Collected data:
====================
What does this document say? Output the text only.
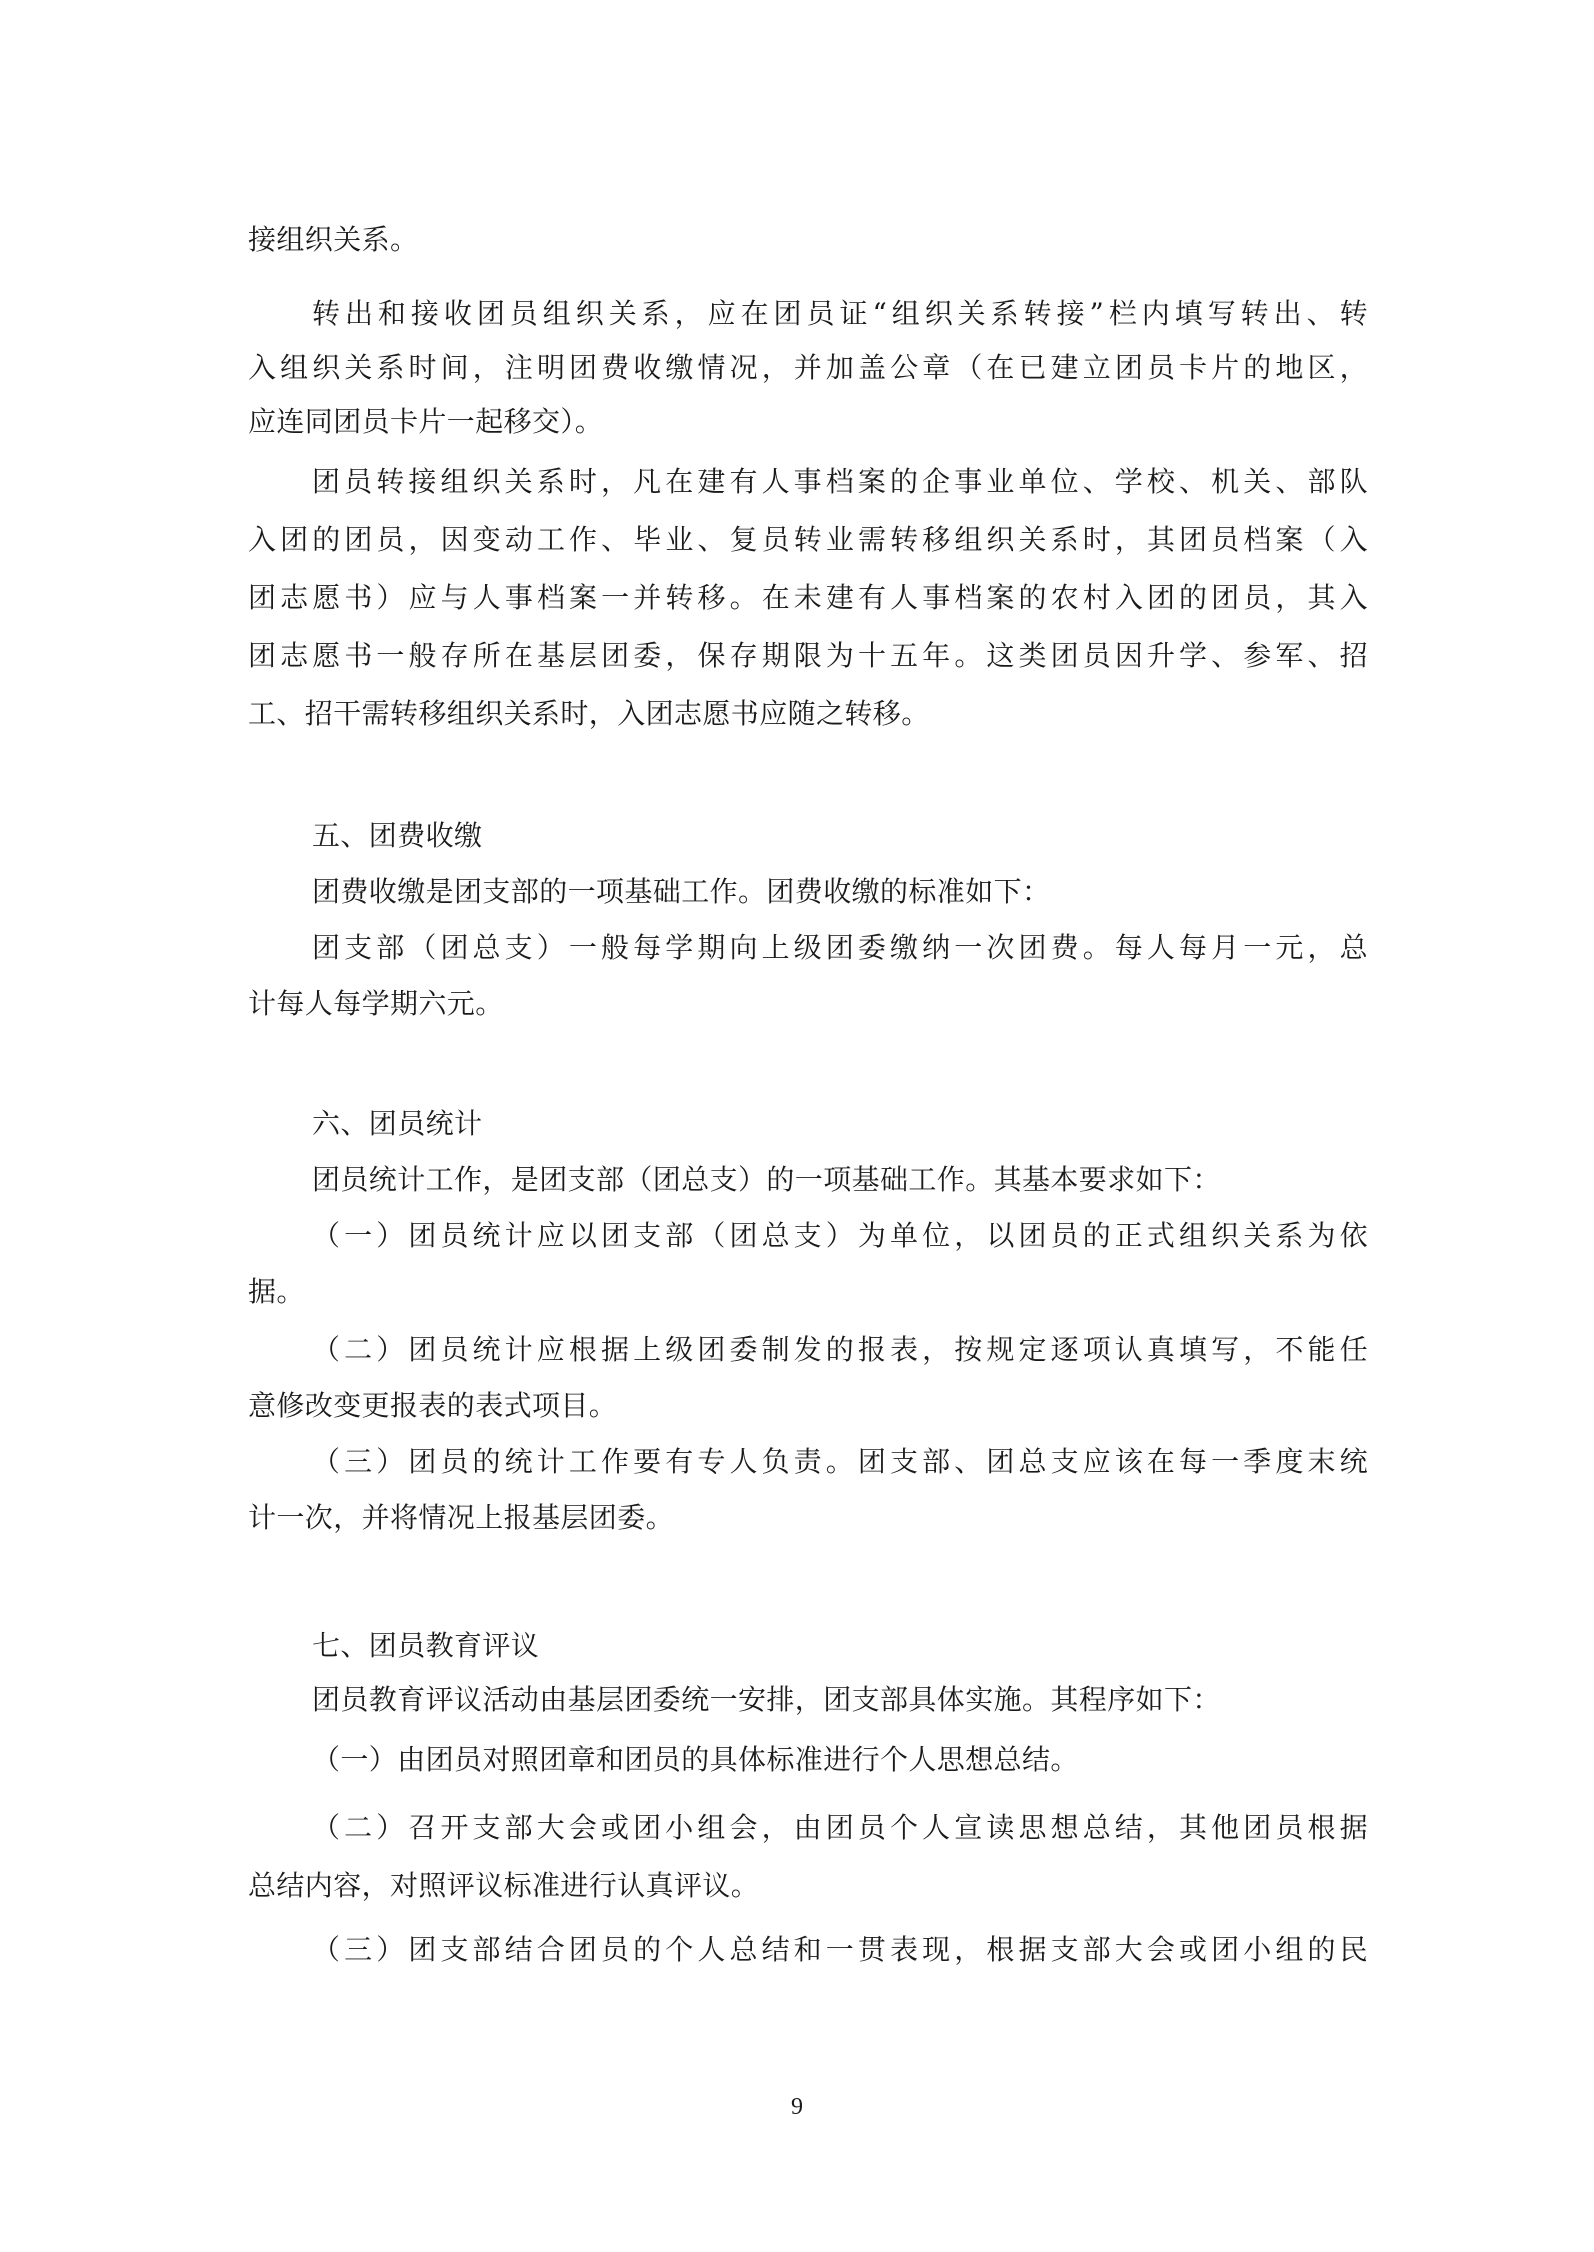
接组织关系。
转出和接收团员组织关系，应在团员证“组织关系转接”栏内填写转出、转
入组织关系时间，注明团费收缴情况，并加盖公章（在已建立团员卡片的地区，
应连同团员卡片一起移交）。
团员转接组织关系时，凡在建有人事档案的企事业单位、学校、机关、部队
入团的团员，因变动工作、毕业、复员转业需转移组织关系时，其团员档案（入
团志愿书）应与人事档案一并转移。在未建有人事档案的农村入团的团员，其入
团志愿书一般存所在基层团委，保存期限为十五年。这类团员因升学、参军、招
工、招干需转移组织关系时，入团志愿书应随之转移。
五、团费收缴
团费收缴是团支部的一项基础工作。团费收缴的标准如下：
团支部（团总支）一般每学期向上级团委缴纳一次团费。每人每月一元，总
计每人每学期六元。
六、团员统计
团员统计工作，是团支部（团总支）的一项基础工作。其基本要求如下：
（一）团员统计应以团支部（团总支）为单位，以团员的正式组织关系为依
据。
（二）团员统计应根据上级团委制发的报表，按规定逐项认真填写，不能任
意修改变更报表的表式项目。
（三）团员的统计工作要有专人负责。团支部、团总支应该在每一季度末统
计一次，并将情况上报基层团委。
七、团员教育评议
团员教育评议活动由基层团委统一安排，团支部具体实施。其程序如下：
（一）由团员对照团章和团员的具体标准进行个人思想总结。
（二）召开支部大会或团小组会，由团员个人宣读思想总结，其他团员根据
总结内容，对照评议标准进行认真评议。
（三）团支部结合团员的个人总结和一贯表现，根据支部大会或团小组的民
9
====================
Omit the pictures and reproduce the listing exactly.

What does this document say? Output the text only.
接组织关系。
转出和接收团员组织关系，应在团员证“组织关系转接”栏内填写转出、转
入组织关系时间，注明团费收缴情况，并加盖公章（在已建立团员卡片的地区，
应连同团员卡片一起移交）。
团员转接组织关系时，凡在建有人事档案的企事业单位、学校、机关、部队
入团的团员，因变动工作、毕业、复员转业需转移组织关系时，其团员档案（入
团志愿书）应与人事档案一并转移。在未建有人事档案的农村入团的团员，其入
团志愿书一般存所在基层团委，保存期限为十五年。这类团员因升学、参军、招
工、招干需转移组织关系时，入团志愿书应随之转移。
五、团费收缴
团费收缴是团支部的一项基础工作。团费收缴的标准如下：
团支部（团总支）一般每学期向上级团委缴纳一次团费。每人每月一元，总
计每人每学期六元。
六、团员统计
团员统计工作，是团支部（团总支）的一项基础工作。其基本要求如下：
（一）团员统计应以团支部（团总支）为单位，以团员的正式组织关系为依
据。
（二）团员统计应根据上级团委制发的报表，按规定逐项认真填写，不能任
意修改变更报表的表式项目。
（三）团员的统计工作要有专人负责。团支部、团总支应该在每一季度末统
计一次，并将情况上报基层团委。
七、团员教育评议
团员教育评议活动由基层团委统一安排，团支部具体实施。其程序如下：
（一）由团员对照团章和团员的具体标准进行个人思想总结。
（二）召开支部大会或团小组会，由团员个人宣读思想总结，其他团员根据
总结内容，对照评议标准进行认真评议。
（三）团支部结合团员的个人总结和一贯表现，根据支部大会或团小组的民
9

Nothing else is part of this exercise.